Copy all lines below containing "конкретную".

(AVAILABLE RECORDS)
- - - - - - -

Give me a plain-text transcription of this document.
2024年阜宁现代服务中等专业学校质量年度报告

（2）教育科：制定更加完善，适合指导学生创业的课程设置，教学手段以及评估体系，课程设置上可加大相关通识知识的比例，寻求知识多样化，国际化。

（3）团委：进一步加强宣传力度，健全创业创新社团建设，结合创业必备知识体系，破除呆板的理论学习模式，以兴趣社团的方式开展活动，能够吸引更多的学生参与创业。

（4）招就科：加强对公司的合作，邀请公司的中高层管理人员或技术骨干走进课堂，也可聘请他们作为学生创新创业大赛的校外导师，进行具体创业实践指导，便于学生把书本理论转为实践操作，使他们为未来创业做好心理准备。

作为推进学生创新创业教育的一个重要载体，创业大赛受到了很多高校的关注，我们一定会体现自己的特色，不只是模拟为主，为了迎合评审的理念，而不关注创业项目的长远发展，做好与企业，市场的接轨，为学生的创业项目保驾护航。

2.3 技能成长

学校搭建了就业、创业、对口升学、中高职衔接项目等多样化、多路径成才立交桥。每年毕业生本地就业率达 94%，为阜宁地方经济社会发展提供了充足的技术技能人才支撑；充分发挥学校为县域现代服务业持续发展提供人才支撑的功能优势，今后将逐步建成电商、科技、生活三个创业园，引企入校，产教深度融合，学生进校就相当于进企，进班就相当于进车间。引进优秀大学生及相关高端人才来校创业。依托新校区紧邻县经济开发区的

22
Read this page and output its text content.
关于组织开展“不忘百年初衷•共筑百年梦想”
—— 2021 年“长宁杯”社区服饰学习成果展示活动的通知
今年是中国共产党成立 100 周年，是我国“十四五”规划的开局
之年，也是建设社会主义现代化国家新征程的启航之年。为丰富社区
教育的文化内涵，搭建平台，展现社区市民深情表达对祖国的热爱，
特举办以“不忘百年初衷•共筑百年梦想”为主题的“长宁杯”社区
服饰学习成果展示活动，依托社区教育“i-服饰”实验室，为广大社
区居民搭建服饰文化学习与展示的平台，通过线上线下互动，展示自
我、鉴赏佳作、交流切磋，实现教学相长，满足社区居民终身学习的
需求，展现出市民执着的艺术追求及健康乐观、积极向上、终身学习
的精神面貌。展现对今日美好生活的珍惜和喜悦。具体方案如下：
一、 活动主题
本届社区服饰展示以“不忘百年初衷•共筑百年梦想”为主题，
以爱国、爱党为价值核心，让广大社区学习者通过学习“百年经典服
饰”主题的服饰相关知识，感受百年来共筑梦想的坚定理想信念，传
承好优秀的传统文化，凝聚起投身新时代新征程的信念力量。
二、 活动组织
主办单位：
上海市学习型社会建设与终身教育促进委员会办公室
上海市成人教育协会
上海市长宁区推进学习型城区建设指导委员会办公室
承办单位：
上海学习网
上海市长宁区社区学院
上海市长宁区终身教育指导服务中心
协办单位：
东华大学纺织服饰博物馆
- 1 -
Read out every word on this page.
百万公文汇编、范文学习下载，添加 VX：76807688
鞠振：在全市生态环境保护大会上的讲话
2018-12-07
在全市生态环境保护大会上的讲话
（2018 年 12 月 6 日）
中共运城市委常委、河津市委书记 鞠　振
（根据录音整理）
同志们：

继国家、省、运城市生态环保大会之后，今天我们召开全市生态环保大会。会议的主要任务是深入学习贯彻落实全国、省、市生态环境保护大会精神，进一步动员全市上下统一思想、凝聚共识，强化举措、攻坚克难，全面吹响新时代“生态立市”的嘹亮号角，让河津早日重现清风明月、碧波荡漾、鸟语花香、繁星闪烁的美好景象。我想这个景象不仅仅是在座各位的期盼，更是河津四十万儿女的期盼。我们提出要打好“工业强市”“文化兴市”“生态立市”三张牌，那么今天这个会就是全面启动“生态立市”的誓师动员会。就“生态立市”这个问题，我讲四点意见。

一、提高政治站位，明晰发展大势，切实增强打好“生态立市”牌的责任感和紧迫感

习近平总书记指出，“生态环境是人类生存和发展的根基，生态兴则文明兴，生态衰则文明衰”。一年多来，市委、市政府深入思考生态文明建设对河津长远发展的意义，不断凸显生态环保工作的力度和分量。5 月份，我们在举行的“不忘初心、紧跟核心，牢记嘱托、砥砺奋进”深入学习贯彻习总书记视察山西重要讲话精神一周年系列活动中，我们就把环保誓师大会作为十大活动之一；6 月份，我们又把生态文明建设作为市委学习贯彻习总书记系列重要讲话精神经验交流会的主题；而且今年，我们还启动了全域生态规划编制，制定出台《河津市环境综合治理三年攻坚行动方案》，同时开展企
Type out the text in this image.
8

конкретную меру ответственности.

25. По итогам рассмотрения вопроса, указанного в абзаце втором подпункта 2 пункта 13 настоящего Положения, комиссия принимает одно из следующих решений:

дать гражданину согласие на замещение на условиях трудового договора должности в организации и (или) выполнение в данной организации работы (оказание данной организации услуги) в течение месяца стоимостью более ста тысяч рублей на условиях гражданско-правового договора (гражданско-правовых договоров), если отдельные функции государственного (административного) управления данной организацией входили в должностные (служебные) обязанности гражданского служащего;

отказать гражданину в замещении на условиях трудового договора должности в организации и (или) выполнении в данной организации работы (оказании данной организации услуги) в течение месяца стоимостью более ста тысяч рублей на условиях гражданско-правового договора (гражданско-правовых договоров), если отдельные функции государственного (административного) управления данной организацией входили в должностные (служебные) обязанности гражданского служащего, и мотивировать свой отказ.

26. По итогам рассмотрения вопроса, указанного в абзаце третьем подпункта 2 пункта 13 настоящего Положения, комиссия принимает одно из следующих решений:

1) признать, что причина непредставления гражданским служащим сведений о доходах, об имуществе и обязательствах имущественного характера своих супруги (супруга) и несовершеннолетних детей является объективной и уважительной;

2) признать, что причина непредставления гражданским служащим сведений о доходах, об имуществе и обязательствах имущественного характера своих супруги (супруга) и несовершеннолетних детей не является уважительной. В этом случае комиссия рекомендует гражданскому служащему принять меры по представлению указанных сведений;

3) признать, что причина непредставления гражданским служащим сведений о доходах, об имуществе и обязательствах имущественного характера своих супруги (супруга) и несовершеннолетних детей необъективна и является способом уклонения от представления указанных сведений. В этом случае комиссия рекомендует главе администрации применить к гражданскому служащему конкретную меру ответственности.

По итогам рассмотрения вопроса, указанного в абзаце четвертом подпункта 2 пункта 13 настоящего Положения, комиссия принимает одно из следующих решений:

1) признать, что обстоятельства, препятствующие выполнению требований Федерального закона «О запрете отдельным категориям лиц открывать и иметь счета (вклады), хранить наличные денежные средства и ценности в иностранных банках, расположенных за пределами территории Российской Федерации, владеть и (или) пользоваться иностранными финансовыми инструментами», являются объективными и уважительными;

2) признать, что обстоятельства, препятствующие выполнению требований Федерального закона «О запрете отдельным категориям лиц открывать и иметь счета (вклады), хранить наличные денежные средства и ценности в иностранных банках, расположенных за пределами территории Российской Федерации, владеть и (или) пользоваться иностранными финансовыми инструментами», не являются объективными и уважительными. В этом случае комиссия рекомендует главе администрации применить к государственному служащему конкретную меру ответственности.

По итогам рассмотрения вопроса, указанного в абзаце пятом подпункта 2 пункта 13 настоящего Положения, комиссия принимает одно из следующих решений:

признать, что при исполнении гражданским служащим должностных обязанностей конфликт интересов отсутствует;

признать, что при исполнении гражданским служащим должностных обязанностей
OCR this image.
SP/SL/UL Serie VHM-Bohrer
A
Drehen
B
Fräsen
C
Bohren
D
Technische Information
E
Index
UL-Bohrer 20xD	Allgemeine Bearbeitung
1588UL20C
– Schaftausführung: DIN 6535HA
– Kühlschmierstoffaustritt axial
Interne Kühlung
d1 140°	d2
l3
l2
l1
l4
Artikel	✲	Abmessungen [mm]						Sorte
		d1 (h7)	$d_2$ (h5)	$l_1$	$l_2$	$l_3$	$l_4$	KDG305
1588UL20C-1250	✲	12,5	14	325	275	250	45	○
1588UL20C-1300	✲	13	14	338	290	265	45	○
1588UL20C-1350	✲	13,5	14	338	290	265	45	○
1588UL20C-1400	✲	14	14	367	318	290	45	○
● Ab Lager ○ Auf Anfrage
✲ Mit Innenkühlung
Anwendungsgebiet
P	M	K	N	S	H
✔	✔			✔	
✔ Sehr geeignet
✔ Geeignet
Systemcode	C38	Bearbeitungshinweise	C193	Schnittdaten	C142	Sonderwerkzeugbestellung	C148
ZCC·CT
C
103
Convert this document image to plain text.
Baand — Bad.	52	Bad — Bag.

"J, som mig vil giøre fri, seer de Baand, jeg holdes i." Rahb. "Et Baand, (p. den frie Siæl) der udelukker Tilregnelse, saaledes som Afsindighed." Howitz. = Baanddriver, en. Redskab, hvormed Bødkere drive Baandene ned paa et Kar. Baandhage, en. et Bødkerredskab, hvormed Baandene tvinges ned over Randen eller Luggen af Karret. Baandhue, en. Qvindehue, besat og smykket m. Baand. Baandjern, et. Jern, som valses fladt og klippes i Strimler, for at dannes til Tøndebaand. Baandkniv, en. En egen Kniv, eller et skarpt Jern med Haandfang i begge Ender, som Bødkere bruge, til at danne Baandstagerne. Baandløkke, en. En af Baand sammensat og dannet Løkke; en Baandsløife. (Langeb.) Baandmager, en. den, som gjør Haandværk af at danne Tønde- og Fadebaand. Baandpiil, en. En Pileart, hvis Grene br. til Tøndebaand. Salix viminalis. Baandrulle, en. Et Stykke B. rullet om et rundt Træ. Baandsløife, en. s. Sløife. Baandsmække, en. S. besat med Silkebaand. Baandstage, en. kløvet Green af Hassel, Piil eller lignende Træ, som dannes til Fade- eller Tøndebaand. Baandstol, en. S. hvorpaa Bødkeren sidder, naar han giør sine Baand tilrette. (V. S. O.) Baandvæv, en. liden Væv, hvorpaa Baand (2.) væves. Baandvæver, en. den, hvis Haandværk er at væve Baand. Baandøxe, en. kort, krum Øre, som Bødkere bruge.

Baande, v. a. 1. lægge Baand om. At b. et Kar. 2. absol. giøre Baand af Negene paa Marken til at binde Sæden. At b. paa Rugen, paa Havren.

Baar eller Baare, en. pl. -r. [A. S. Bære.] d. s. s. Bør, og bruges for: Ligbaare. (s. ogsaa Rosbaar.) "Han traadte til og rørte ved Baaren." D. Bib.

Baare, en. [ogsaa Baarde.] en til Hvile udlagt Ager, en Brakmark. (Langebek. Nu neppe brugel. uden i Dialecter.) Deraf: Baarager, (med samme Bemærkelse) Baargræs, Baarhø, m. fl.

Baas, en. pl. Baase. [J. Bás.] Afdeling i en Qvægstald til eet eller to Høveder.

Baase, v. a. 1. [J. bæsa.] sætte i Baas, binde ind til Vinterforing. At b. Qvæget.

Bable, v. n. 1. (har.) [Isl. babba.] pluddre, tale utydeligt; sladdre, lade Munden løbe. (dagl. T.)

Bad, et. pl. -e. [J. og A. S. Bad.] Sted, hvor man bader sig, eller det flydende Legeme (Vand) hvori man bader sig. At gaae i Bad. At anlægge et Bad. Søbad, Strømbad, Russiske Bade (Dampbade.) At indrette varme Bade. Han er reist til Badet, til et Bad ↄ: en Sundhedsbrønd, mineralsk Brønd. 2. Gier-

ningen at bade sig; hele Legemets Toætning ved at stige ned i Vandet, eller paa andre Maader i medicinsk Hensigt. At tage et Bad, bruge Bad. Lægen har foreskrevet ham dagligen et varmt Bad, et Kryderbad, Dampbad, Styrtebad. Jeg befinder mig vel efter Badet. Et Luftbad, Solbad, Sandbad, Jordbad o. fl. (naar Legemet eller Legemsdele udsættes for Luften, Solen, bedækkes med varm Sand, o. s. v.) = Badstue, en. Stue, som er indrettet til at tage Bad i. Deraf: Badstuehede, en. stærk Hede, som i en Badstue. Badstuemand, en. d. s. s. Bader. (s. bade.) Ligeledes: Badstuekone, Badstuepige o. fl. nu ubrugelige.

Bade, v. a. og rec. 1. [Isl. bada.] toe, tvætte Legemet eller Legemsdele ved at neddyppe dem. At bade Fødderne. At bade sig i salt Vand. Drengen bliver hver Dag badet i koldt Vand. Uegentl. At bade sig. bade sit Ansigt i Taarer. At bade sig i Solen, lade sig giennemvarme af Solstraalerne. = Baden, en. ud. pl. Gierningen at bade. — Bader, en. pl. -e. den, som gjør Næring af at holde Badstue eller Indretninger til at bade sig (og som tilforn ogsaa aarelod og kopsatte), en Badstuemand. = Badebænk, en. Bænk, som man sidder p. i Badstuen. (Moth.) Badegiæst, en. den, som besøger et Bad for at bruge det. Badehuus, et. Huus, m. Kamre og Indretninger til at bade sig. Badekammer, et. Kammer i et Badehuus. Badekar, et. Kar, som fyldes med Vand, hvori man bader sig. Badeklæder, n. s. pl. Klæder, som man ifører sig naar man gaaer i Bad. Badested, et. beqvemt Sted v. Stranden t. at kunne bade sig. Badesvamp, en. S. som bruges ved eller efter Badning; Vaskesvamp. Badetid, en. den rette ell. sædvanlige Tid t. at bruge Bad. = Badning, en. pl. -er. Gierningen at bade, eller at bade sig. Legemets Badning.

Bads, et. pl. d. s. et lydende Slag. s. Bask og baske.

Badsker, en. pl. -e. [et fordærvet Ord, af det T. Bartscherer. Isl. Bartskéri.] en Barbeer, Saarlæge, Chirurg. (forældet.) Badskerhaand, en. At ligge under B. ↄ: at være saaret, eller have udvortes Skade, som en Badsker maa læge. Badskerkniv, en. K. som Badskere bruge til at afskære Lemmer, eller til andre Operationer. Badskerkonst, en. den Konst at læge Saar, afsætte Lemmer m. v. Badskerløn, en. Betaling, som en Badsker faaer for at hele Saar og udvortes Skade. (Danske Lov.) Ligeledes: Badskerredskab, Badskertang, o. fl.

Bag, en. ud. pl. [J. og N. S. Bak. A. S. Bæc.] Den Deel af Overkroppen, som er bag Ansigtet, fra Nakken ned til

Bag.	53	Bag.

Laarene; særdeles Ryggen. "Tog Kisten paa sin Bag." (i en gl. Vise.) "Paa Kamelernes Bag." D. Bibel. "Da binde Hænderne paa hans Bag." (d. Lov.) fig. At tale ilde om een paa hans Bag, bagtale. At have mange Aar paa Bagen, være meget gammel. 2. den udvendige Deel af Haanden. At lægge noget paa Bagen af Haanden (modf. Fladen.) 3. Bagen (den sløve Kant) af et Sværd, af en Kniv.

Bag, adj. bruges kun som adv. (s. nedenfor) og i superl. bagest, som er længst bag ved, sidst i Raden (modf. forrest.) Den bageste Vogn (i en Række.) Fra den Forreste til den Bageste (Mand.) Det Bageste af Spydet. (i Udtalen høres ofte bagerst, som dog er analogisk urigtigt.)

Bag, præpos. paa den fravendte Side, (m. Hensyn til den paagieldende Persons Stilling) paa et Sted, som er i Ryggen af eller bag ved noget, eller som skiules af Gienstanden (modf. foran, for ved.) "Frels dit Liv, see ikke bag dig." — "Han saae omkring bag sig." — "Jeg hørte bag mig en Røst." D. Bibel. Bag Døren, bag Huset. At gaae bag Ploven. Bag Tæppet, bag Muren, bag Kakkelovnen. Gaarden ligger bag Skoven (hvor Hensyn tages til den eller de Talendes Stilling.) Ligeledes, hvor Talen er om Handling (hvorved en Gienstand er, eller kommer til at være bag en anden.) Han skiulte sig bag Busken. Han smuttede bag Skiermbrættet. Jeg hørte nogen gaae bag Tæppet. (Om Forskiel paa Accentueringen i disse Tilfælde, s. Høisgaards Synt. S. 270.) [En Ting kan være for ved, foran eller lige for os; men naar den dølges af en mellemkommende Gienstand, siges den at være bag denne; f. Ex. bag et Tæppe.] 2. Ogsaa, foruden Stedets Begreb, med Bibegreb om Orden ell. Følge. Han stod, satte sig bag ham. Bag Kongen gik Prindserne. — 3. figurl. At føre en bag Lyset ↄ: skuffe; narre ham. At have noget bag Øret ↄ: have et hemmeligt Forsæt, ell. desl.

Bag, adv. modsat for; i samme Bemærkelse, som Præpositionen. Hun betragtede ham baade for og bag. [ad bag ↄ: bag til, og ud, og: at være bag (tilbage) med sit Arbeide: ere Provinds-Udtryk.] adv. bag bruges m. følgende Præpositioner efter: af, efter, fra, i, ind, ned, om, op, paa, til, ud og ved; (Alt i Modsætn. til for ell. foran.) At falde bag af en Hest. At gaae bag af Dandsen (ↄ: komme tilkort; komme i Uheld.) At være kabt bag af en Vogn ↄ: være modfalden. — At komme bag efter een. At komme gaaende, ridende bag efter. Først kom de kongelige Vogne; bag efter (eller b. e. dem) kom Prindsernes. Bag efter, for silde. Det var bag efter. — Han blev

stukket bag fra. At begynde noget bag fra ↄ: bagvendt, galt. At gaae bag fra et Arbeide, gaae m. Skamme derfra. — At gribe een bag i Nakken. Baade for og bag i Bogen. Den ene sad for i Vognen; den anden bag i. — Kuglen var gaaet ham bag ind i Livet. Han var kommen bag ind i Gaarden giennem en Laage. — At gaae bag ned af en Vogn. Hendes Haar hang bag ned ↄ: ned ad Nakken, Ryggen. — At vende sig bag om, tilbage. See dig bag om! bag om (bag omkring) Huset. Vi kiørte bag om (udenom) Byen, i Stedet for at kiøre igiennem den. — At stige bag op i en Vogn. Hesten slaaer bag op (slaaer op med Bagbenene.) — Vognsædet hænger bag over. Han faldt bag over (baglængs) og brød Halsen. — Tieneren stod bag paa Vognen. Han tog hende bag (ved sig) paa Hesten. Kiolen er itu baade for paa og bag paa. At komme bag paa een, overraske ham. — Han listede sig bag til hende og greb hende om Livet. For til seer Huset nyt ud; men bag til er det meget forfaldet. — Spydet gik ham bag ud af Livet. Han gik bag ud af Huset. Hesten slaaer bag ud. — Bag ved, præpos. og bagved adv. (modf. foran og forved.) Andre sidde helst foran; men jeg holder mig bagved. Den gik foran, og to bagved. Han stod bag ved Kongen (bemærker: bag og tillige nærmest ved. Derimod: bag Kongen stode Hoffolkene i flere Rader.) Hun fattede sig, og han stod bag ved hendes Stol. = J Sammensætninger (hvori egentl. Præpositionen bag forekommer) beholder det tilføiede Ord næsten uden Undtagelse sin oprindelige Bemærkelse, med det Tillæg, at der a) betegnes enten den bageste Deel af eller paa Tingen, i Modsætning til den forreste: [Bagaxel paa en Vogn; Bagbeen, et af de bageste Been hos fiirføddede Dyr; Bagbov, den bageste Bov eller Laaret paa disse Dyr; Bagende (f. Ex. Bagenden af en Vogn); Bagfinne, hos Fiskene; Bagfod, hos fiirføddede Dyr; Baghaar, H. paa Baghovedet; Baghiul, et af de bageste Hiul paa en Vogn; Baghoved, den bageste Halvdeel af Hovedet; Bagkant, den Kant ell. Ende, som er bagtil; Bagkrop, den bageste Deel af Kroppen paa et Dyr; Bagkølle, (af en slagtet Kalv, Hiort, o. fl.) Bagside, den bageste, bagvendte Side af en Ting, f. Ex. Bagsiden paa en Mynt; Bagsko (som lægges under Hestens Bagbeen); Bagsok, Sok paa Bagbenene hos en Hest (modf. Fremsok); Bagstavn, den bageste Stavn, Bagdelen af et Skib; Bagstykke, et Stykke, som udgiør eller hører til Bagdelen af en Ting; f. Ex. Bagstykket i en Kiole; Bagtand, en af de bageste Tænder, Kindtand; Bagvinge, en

- - - - - - -

(WRITTEN RESPONSE)
конкретную меру ответственности.
3) признать, что причина непредставления гражданским служащим сведений о доходах, об имуществе и обязательствах имущественного характера своих супруги (супруга) и несовершеннолетних детей необъективна и является способом уклонения от представления указанных сведений. В этом случае комиссия рекомендует главе администрации применить к гражданскому служащему конкретную меру ответственности.
2) признать, что обстоятельства, препятствующие выполнению требований Федерального закона «О запрете отдельным категориям лиц открывать и иметь счета (вклады), хранить наличные денежные средства и ценности в иностранных банках, расположенных за пределами территории Российской Федерации, владеть и (или) пользоваться иностранными финансовыми инструментами», не являются объективными и уважительными. В этом случае комиссия рекомендует главе администрации применить к государственному служащему конкретную меру ответственности.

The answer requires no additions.